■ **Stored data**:
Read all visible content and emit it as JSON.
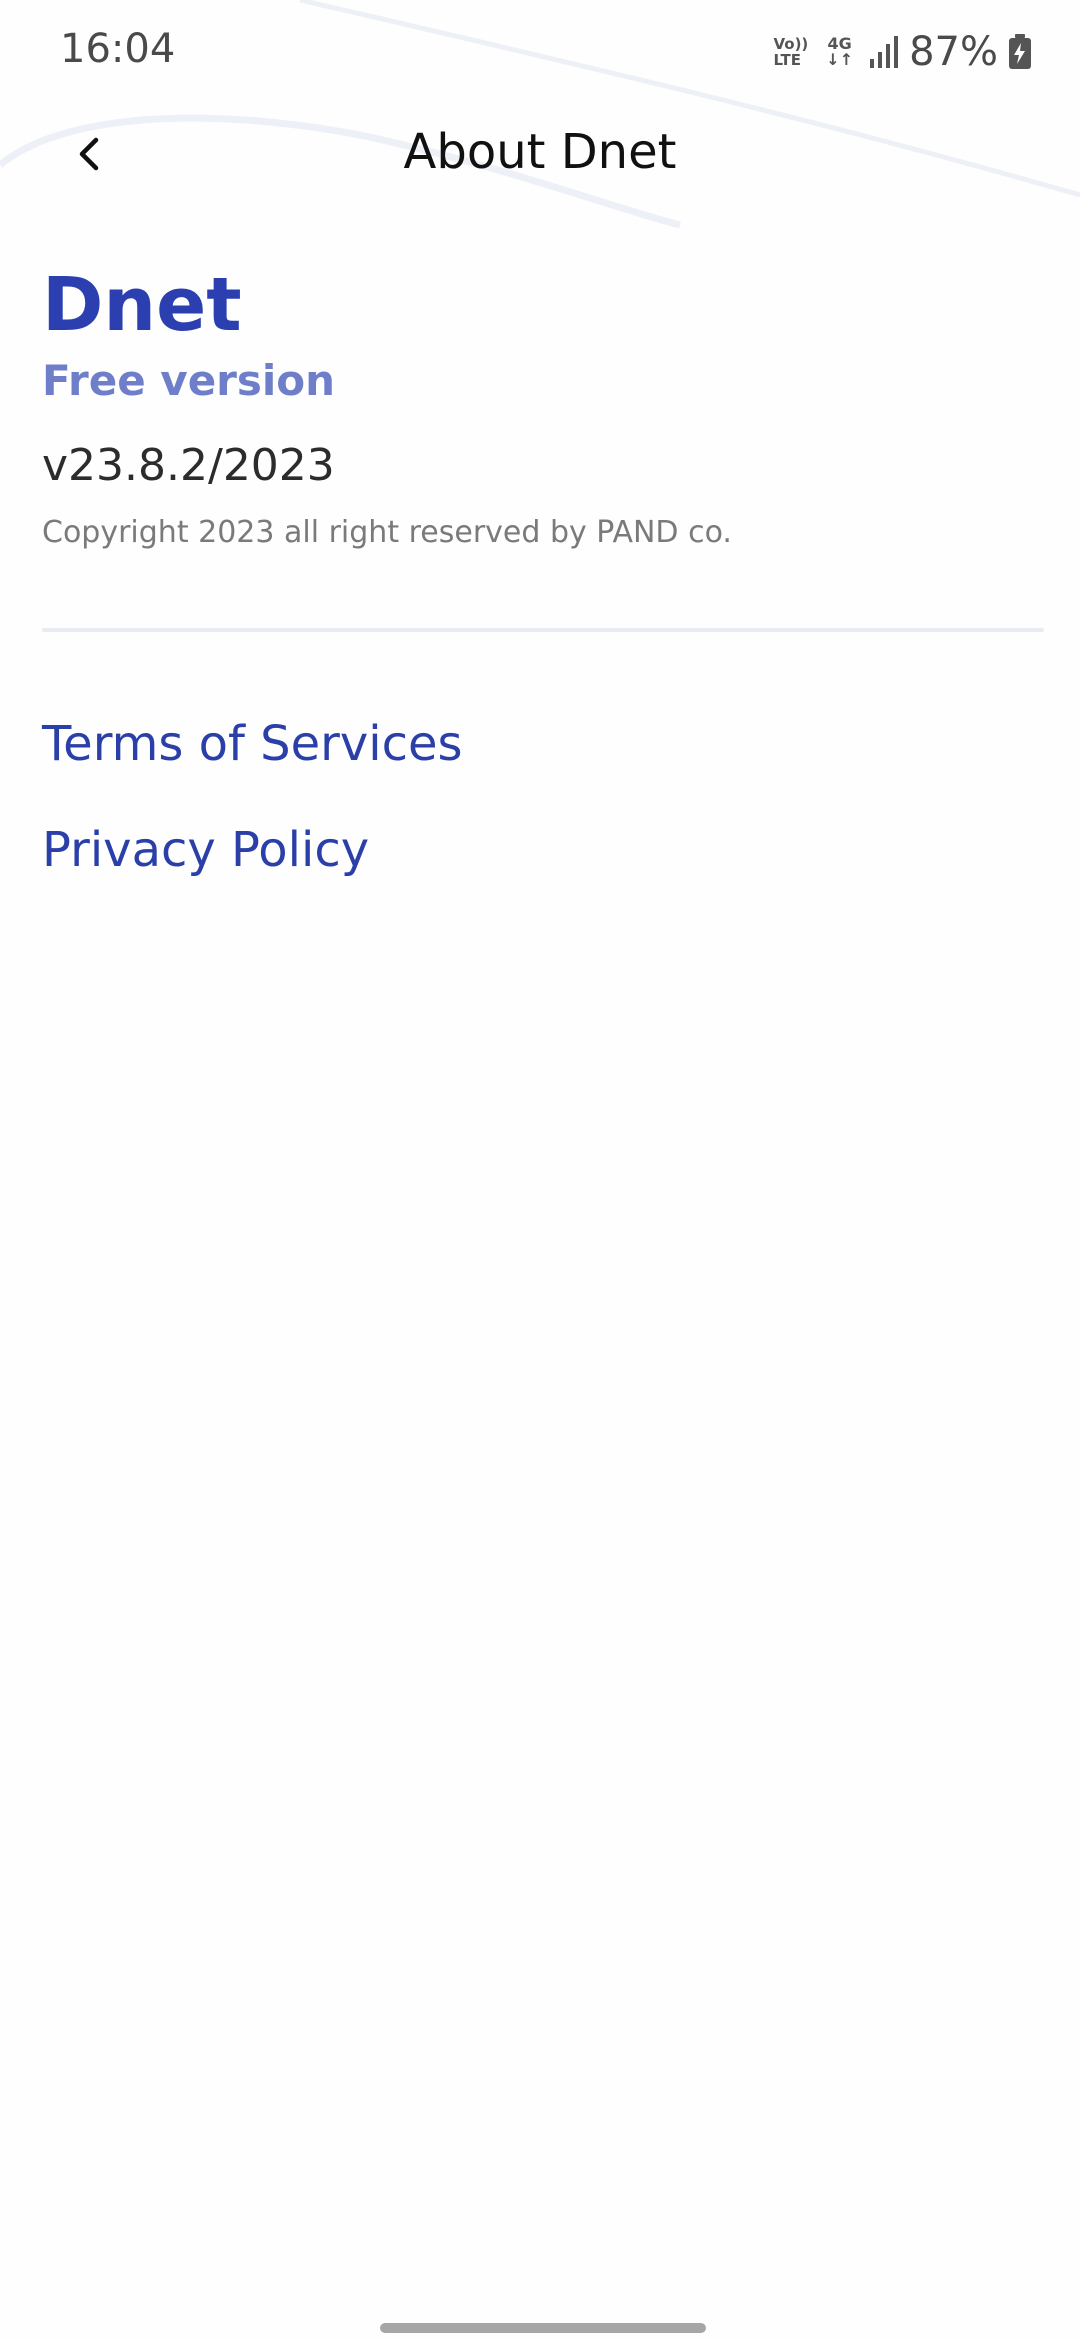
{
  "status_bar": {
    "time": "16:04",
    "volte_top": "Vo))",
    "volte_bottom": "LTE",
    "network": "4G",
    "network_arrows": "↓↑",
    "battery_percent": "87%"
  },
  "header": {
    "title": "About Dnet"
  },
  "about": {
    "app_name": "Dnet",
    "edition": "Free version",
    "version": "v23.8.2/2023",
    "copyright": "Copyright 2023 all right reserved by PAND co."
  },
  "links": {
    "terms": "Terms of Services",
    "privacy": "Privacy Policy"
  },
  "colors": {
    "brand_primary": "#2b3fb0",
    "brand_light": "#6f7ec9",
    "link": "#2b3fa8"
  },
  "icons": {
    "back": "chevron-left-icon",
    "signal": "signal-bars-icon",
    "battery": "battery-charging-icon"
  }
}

■ **WHAT THE TASK ASKS**: Write every record out again exactly; no pictures belong in the copy.

■ **COMPLETE ANSWER**:
Read all visible content and emit it as JSON.
{
  "status_bar": {
    "time": "16:04",
    "volte_top": "Vo))",
    "volte_bottom": "LTE",
    "network": "4G",
    "network_arrows": "↓↑",
    "battery_percent": "87%"
  },
  "header": {
    "title": "About Dnet"
  },
  "about": {
    "app_name": "Dnet",
    "edition": "Free version",
    "version": "v23.8.2/2023",
    "copyright": "Copyright 2023 all right reserved by PAND co."
  },
  "links": {
    "terms": "Terms of Services",
    "privacy": "Privacy Policy"
  },
  "colors": {
    "brand_primary": "#2b3fb0",
    "brand_light": "#6f7ec9",
    "link": "#2b3fa8"
  },
  "icons": {
    "back": "chevron-left-icon",
    "signal": "signal-bars-icon",
    "battery": "battery-charging-icon"
  }
}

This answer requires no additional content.